# [REQUIRED WORK]
Take every line from the listing below that contains "iGluSnFR".

Items listed in a dataset:
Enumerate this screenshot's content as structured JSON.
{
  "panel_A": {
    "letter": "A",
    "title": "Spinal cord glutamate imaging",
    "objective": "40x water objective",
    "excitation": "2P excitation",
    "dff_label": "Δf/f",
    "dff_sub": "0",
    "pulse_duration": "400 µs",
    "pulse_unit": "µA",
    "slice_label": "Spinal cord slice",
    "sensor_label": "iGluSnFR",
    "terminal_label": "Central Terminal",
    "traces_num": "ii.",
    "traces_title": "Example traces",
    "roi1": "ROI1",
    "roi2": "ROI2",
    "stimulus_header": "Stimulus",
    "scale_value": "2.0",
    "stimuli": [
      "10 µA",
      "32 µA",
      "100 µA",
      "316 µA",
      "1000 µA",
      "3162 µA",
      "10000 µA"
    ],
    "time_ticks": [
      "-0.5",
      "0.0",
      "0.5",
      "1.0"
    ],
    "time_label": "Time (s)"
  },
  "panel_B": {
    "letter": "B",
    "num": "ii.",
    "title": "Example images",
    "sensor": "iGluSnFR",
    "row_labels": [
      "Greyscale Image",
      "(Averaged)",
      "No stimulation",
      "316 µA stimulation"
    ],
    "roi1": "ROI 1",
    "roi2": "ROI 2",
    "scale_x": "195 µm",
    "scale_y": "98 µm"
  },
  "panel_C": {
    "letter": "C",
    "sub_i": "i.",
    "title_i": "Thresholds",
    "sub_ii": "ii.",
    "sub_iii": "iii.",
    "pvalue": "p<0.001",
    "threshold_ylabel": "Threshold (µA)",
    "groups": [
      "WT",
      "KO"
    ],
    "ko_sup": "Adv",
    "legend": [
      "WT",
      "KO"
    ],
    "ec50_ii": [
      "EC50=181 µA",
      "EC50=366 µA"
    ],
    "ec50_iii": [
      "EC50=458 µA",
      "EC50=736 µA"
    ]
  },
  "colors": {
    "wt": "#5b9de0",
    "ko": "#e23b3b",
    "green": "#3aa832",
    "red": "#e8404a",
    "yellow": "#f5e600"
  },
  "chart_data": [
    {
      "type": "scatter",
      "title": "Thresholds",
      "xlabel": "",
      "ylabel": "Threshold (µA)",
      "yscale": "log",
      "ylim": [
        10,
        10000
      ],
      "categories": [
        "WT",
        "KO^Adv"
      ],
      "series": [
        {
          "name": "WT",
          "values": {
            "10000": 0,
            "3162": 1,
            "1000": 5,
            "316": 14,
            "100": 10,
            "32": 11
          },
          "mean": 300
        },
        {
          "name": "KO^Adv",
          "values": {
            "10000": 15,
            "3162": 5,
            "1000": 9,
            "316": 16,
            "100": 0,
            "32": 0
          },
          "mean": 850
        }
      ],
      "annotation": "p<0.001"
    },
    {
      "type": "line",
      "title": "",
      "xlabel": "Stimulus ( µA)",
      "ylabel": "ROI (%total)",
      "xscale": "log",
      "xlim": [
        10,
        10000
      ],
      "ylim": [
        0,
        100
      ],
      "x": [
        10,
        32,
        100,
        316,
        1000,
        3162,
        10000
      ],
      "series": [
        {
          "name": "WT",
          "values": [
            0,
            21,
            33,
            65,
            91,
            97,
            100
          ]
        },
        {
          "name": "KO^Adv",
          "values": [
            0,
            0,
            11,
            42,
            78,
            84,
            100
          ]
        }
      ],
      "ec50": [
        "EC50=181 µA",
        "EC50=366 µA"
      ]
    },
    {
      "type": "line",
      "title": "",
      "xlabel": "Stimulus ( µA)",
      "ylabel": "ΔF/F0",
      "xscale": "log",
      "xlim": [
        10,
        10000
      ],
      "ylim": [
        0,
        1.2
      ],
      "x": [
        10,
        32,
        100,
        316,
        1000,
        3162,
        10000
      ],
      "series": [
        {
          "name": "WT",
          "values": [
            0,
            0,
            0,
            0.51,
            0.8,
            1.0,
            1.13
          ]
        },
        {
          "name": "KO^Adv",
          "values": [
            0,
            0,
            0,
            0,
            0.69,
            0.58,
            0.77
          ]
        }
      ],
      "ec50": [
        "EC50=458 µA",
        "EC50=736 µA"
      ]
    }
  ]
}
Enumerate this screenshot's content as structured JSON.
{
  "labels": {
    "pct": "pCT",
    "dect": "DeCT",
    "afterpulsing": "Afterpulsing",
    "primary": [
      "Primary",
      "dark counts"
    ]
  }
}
---
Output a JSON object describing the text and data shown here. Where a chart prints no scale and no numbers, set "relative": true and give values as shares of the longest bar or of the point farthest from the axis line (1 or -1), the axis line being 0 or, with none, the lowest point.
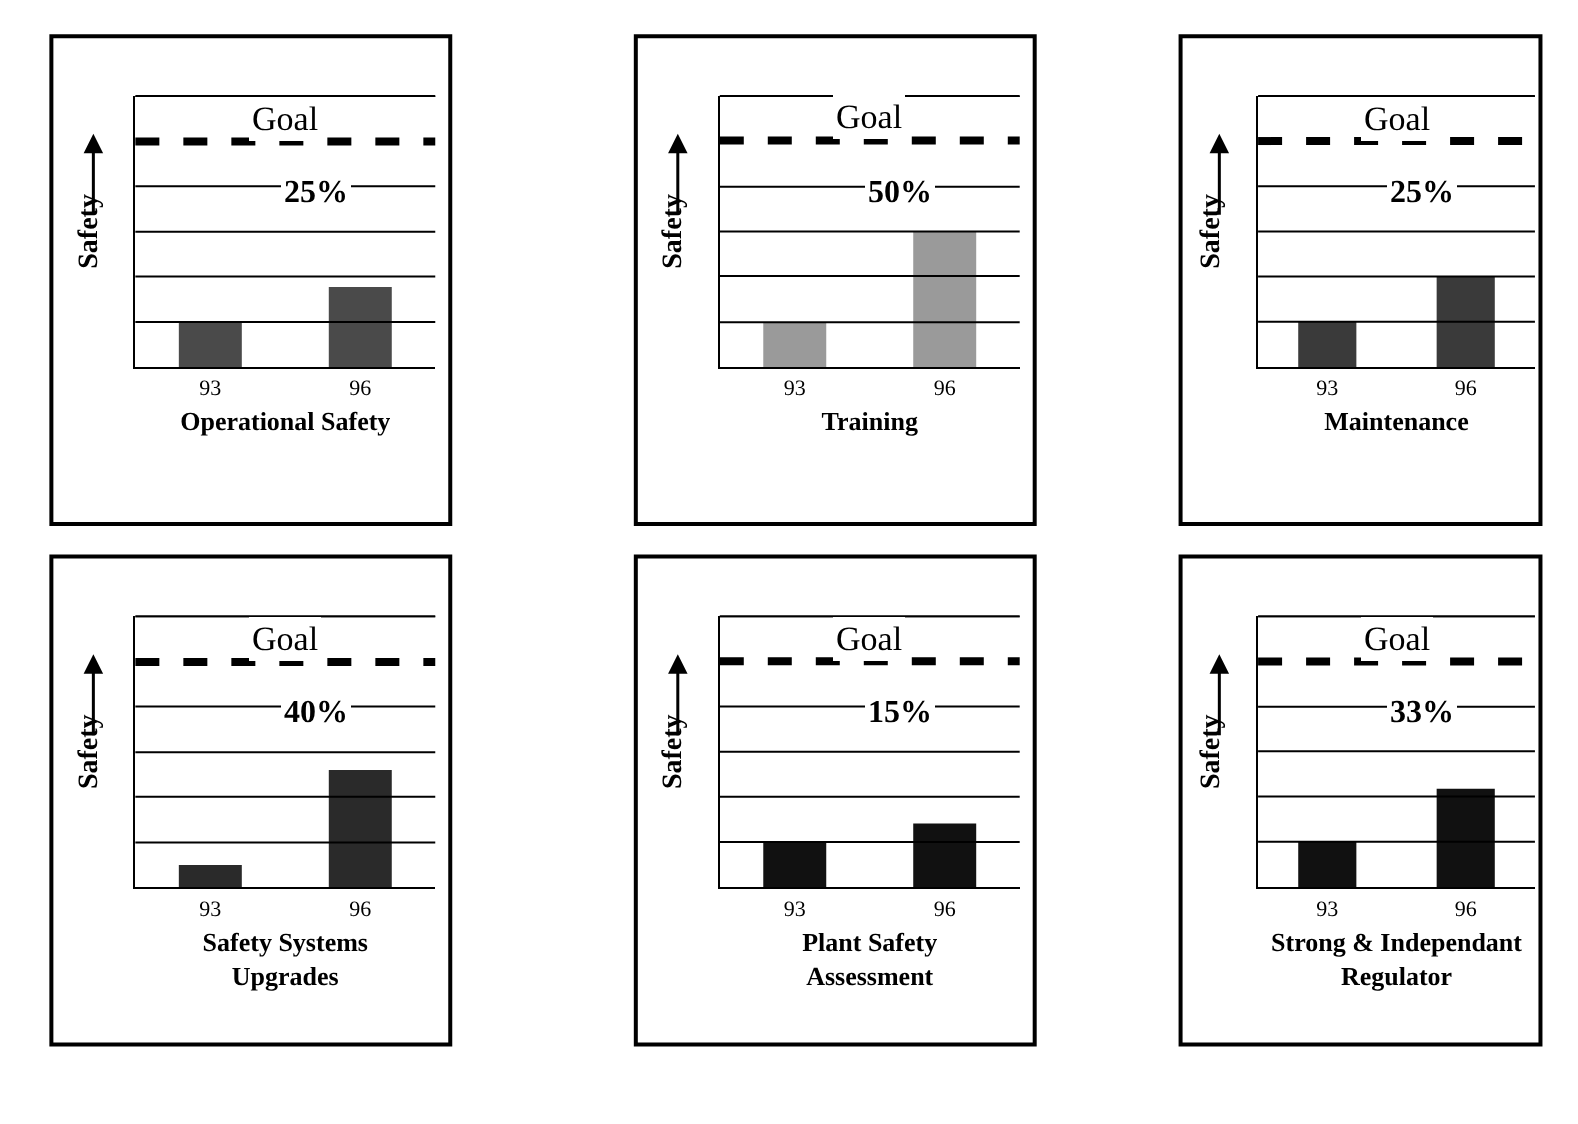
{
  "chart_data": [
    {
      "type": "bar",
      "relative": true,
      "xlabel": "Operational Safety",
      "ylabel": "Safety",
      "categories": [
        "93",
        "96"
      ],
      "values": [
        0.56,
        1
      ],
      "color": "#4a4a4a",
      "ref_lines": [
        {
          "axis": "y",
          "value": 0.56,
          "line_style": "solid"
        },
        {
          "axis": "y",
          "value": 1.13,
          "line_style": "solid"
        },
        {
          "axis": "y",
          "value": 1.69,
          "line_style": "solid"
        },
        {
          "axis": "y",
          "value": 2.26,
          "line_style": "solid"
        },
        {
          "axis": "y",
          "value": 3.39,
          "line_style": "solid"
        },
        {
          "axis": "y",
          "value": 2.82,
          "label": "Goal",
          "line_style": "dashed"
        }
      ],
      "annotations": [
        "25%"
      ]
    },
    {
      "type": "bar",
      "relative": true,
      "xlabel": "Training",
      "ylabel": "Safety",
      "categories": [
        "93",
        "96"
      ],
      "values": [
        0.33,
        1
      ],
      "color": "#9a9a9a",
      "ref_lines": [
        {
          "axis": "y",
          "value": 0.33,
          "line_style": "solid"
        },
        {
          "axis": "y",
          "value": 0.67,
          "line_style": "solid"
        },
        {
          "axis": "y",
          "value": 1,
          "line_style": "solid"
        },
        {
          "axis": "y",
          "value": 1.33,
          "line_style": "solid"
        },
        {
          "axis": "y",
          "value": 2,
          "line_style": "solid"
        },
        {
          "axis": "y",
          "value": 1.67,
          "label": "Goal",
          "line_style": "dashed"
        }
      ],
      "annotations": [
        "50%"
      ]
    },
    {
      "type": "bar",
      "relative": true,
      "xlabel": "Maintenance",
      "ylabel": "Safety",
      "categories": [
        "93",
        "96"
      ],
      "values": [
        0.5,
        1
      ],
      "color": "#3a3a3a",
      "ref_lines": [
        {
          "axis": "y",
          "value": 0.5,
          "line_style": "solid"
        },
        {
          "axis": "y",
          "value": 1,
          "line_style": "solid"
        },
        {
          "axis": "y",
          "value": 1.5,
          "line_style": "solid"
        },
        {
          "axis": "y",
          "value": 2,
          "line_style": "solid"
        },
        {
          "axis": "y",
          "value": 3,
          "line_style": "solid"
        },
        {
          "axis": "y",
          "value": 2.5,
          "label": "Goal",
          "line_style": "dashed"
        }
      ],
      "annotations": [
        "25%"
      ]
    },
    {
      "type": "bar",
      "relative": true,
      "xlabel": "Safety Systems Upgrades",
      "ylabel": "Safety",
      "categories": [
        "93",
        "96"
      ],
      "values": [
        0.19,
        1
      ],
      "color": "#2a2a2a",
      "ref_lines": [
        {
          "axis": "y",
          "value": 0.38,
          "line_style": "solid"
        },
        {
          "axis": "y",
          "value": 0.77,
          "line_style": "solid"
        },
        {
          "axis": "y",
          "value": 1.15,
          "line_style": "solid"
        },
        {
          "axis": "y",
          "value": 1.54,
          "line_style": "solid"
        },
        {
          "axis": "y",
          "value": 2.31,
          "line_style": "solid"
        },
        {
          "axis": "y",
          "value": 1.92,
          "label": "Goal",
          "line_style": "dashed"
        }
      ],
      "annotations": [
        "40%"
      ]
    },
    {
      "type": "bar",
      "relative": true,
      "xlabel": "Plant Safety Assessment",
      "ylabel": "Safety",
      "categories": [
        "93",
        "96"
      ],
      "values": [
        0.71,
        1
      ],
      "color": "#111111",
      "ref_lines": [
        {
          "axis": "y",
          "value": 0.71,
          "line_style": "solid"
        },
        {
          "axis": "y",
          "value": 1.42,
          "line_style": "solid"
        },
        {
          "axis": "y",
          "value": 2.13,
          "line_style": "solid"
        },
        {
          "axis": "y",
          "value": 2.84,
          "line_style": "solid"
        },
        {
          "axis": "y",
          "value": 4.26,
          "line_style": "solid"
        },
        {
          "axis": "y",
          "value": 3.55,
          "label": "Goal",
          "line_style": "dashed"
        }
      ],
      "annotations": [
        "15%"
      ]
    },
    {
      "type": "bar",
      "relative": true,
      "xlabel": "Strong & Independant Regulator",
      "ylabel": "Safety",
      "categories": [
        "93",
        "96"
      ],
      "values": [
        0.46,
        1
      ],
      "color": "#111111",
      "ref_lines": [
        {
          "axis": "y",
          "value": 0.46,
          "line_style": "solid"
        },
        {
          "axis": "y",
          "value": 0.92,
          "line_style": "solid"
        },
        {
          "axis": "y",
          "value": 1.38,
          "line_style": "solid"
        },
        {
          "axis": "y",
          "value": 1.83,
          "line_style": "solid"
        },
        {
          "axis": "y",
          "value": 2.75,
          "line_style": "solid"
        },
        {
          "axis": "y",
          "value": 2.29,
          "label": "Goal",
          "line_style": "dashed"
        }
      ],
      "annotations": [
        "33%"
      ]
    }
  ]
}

# [ANSWER TO THE PROBLEM]
    "sensor_label": "iGluSnFR",
    "sensor": "iGluSnFR",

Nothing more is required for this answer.